SHORT TASK:
Of the lines in this listing, how many contain the word "Κηφισίας"? Give the number and nothing else.

DATA FOR THIS EXERCISE:
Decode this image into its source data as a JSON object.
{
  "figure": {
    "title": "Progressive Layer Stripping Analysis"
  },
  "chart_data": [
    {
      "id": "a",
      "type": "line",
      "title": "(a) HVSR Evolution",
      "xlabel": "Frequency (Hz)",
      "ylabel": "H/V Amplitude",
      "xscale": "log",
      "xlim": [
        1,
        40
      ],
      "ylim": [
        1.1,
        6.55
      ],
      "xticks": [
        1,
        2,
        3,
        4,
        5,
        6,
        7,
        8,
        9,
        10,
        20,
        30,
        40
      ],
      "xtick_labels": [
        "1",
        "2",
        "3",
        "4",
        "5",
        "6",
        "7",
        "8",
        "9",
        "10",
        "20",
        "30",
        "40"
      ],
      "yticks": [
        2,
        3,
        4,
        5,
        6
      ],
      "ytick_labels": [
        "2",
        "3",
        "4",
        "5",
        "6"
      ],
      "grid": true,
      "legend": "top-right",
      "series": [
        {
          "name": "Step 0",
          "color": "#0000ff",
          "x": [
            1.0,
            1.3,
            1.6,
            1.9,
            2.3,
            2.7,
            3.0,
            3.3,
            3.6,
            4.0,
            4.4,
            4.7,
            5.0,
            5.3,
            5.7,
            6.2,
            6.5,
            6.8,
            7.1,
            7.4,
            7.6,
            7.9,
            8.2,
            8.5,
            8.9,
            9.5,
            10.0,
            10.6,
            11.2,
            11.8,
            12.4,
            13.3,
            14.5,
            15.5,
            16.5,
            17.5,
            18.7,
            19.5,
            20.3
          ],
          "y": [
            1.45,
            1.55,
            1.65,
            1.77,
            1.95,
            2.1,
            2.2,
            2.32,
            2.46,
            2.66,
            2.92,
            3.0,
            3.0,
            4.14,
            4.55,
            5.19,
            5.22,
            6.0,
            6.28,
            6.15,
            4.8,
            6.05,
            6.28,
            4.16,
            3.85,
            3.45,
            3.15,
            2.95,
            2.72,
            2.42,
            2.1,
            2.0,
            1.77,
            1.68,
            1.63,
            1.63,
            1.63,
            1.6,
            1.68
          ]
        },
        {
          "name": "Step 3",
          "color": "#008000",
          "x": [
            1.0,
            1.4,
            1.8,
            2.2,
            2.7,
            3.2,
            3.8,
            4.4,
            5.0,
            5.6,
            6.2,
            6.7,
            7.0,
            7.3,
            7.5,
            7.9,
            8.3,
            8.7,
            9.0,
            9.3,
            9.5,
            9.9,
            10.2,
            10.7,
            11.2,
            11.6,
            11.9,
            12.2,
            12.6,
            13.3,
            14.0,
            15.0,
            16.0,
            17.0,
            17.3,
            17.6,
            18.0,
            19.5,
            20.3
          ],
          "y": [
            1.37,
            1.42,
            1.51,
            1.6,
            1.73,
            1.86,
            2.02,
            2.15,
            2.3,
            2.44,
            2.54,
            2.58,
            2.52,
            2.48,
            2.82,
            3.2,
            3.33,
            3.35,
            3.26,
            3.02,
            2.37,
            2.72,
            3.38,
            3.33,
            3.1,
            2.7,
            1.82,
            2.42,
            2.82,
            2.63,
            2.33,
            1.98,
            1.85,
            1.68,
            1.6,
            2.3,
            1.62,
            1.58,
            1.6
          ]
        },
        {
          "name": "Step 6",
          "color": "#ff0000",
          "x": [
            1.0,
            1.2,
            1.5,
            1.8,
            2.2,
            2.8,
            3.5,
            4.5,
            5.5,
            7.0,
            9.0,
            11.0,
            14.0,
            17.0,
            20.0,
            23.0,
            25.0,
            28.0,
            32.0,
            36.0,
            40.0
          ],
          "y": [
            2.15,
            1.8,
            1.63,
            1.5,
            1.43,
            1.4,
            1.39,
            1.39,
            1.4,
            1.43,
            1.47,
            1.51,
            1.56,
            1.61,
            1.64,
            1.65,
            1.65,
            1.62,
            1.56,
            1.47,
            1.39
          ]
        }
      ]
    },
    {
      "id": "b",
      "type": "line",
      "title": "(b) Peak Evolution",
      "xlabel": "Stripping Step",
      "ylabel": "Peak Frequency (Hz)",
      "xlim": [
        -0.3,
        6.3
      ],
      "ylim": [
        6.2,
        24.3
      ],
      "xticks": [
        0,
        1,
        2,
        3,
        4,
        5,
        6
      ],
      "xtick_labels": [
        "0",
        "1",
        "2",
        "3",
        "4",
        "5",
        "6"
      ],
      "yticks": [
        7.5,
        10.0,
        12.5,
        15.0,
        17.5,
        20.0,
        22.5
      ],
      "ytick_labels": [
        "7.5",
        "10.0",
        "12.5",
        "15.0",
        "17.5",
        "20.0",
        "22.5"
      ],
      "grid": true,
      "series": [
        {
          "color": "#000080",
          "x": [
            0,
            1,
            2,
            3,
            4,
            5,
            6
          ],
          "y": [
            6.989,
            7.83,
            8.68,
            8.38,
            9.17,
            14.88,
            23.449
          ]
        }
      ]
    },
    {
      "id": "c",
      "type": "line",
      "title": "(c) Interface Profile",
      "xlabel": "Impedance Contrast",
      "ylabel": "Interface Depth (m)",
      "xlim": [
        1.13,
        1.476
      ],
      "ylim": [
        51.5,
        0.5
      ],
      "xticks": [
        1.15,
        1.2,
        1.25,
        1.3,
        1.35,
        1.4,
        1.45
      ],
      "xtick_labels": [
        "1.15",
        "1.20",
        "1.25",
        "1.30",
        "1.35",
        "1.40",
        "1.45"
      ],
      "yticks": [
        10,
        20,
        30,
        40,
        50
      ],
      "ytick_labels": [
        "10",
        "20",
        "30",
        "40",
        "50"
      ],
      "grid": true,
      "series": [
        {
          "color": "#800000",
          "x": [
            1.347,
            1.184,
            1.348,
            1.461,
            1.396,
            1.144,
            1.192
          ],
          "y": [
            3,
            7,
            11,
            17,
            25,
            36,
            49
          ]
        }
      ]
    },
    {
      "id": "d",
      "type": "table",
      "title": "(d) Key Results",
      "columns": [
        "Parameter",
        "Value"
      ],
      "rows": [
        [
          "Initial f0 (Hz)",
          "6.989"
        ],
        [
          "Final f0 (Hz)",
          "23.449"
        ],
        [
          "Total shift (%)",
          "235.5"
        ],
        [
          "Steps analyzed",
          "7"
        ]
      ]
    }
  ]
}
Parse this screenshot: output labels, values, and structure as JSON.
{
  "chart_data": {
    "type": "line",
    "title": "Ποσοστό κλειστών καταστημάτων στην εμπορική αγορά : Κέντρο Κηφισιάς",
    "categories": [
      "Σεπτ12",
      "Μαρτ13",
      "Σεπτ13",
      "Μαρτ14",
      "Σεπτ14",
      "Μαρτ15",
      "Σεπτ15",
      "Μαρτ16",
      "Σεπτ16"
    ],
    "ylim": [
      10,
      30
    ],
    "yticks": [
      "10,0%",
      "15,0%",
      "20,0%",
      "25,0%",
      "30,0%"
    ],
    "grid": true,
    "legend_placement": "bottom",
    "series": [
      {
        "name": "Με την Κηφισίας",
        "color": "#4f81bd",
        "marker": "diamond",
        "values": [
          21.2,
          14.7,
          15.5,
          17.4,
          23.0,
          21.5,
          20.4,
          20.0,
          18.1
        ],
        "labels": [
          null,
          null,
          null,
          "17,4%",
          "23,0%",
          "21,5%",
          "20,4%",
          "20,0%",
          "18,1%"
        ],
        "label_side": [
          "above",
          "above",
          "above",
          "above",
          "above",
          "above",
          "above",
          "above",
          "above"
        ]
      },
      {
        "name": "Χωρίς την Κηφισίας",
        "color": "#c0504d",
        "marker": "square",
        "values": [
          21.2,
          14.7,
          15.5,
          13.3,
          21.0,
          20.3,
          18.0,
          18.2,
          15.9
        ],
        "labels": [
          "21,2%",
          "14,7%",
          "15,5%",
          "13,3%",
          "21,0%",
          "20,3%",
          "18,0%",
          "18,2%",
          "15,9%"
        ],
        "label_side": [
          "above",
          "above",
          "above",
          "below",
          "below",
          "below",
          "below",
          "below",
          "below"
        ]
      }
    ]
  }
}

RESPONSE TO THE EXERCISE:
2